## Brief
Exactly as given, repeat all of the entries.

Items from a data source
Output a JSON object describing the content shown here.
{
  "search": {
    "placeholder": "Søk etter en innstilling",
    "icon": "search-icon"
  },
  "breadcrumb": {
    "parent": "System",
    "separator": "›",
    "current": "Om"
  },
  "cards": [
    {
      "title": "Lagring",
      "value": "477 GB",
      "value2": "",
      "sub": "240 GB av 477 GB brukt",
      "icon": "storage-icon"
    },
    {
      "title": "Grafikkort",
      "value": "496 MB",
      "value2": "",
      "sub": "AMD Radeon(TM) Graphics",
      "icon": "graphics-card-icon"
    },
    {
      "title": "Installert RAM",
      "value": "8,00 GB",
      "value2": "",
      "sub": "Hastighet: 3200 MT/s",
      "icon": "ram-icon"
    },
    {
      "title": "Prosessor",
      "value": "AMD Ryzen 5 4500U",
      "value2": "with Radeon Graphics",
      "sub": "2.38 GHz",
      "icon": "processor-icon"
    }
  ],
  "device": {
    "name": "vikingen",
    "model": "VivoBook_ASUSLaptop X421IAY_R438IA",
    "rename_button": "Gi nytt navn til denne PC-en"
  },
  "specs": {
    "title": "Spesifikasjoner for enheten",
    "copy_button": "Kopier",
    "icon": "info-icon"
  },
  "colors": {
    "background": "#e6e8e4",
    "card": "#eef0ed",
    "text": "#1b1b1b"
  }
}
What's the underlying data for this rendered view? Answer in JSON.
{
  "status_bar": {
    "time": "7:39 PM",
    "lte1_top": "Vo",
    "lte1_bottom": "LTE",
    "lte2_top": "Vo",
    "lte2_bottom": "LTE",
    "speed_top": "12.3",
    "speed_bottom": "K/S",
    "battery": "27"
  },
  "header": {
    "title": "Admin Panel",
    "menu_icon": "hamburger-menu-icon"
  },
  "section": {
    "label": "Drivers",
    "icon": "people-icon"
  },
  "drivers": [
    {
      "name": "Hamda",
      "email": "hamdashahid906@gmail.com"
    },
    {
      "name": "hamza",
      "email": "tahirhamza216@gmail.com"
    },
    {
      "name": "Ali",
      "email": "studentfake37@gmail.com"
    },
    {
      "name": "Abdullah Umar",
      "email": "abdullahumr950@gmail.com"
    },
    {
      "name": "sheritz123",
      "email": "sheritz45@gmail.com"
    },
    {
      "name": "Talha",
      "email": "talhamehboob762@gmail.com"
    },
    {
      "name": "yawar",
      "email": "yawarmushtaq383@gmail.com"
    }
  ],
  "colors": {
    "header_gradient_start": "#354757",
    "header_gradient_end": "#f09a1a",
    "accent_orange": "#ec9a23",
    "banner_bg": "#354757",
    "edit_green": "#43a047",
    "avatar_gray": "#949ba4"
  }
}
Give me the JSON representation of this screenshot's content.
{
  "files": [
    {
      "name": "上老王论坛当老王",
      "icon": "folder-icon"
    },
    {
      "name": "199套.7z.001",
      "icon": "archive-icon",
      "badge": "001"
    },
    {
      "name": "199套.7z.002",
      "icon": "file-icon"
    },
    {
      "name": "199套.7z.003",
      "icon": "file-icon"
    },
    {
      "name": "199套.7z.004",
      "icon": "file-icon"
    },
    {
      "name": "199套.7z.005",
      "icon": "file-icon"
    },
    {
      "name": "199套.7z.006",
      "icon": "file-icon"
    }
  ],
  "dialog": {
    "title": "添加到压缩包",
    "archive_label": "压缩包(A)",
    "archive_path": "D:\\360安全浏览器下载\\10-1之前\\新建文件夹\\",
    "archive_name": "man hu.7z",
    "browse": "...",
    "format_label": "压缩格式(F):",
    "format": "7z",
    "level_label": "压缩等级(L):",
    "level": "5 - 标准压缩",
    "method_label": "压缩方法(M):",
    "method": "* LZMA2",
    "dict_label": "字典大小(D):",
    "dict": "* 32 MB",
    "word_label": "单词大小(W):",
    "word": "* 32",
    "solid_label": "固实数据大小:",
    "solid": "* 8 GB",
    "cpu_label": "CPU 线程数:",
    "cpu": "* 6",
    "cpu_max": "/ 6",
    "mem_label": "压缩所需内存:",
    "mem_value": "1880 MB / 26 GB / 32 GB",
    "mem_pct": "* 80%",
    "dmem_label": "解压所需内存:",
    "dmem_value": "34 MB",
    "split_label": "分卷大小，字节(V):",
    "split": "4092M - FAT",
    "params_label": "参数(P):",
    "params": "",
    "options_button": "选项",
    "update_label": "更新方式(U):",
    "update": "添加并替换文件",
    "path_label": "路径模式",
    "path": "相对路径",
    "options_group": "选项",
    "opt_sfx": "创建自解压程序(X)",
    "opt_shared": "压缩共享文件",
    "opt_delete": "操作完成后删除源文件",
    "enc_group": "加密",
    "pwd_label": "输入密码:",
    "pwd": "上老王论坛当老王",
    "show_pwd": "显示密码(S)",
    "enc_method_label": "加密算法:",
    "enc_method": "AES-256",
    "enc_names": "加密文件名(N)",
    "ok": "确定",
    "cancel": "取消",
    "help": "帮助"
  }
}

## Answer below
Output a JSON object describing the content shown here.
{
  "search": {
    "placeholder": "Søk etter en innstilling",
    "icon": "search-icon"
  },
  "breadcrumb": {
    "parent": "System",
    "separator": "›",
    "current": "Om"
  },
  "cards": [
    {
      "title": "Lagring",
      "value": "477 GB",
      "value2": "",
      "sub": "240 GB av 477 GB brukt",
      "icon": "storage-icon"
    },
    {
      "title": "Grafikkort",
      "value": "496 MB",
      "value2": "",
      "sub": "AMD Radeon(TM) Graphics",
      "icon": "graphics-card-icon"
    },
    {
      "title": "Installert RAM",
      "value": "8,00 GB",
      "value2": "",
      "sub": "Hastighet: 3200 MT/s",
      "icon": "ram-icon"
    },
    {
      "title": "Prosessor",
      "value": "AMD Ryzen 5 4500U",
      "value2": "with Radeon Graphics",
      "sub": "2.38 GHz",
      "icon": "processor-icon"
    }
  ],
  "device": {
    "name": "vikingen",
    "model": "VivoBook_ASUSLaptop X421IAY_R438IA",
    "rename_button": "Gi nytt navn til denne PC-en"
  },
  "specs": {
    "title": "Spesifikasjoner for enheten",
    "copy_button": "Kopier",
    "icon": "info-icon"
  },
  "colors": {
    "background": "#e6e8e4",
    "card": "#eef0ed",
    "text": "#1b1b1b"
  }
}
What's the underlying data for this rendered view? Answer in JSON.
{
  "status_bar": {
    "time": "7:39 PM",
    "lte1_top": "Vo",
    "lte1_bottom": "LTE",
    "lte2_top": "Vo",
    "lte2_bottom": "LTE",
    "speed_top": "12.3",
    "speed_bottom": "K/S",
    "battery": "27"
  },
  "header": {
    "title": "Admin Panel",
    "menu_icon": "hamburger-menu-icon"
  },
  "section": {
    "label": "Drivers",
    "icon": "people-icon"
  },
  "drivers": [
    {
      "name": "Hamda",
      "email": "hamdashahid906@gmail.com"
    },
    {
      "name": "hamza",
      "email": "tahirhamza216@gmail.com"
    },
    {
      "name": "Ali",
      "email": "studentfake37@gmail.com"
    },
    {
      "name": "Abdullah Umar",
      "email": "abdullahumr950@gmail.com"
    },
    {
      "name": "sheritz123",
      "email": "sheritz45@gmail.com"
    },
    {
      "name": "Talha",
      "email": "talhamehboob762@gmail.com"
    },
    {
      "name": "yawar",
      "email": "yawarmushtaq383@gmail.com"
    }
  ],
  "colors": {
    "header_gradient_start": "#354757",
    "header_gradient_end": "#f09a1a",
    "accent_orange": "#ec9a23",
    "banner_bg": "#354757",
    "edit_green": "#43a047",
    "avatar_gray": "#949ba4"
  }
}
Give me the JSON representation of this screenshot's content.
{
  "files": [
    {
      "name": "上老王论坛当老王",
      "icon": "folder-icon"
    },
    {
      "name": "199套.7z.001",
      "icon": "archive-icon",
      "badge": "001"
    },
    {
      "name": "199套.7z.002",
      "icon": "file-icon"
    },
    {
      "name": "199套.7z.003",
      "icon": "file-icon"
    },
    {
      "name": "199套.7z.004",
      "icon": "file-icon"
    },
    {
      "name": "199套.7z.005",
      "icon": "file-icon"
    },
    {
      "name": "199套.7z.006",
      "icon": "file-icon"
    }
  ],
  "dialog": {
    "title": "添加到压缩包",
    "archive_label": "压缩包(A)",
    "archive_path": "D:\\360安全浏览器下载\\10-1之前\\新建文件夹\\",
    "archive_name": "man hu.7z",
    "browse": "...",
    "format_label": "压缩格式(F):",
    "format": "7z",
    "level_label": "压缩等级(L):",
    "level": "5 - 标准压缩",
    "method_label": "压缩方法(M):",
    "method": "* LZMA2",
    "dict_label": "字典大小(D):",
    "dict": "* 32 MB",
    "word_label": "单词大小(W):",
    "word": "* 32",
    "solid_label": "固实数据大小:",
    "solid": "* 8 GB",
    "cpu_label": "CPU 线程数:",
    "cpu": "* 6",
    "cpu_max": "/ 6",
    "mem_label": "压缩所需内存:",
    "mem_value": "1880 MB / 26 GB / 32 GB",
    "mem_pct": "* 80%",
    "dmem_label": "解压所需内存:",
    "dmem_value": "34 MB",
    "split_label": "分卷大小，字节(V):",
    "split": "4092M - FAT",
    "params_label": "参数(P):",
    "params": "",
    "options_button": "选项",
    "update_label": "更新方式(U):",
    "update": "添加并替换文件",
    "path_label": "路径模式",
    "path": "相对路径",
    "options_group": "选项",
    "opt_sfx": "创建自解压程序(X)",
    "opt_shared": "压缩共享文件",
    "opt_delete": "操作完成后删除源文件",
    "enc_group": "加密",
    "pwd_label": "输入密码:",
    "pwd": "上老王论坛当老王",
    "show_pwd": "显示密码(S)",
    "enc_method_label": "加密算法:",
    "enc_method": "AES-256",
    "enc_names": "加密文件名(N)",
    "ok": "确定",
    "cancel": "取消",
    "help": "帮助"
  }
}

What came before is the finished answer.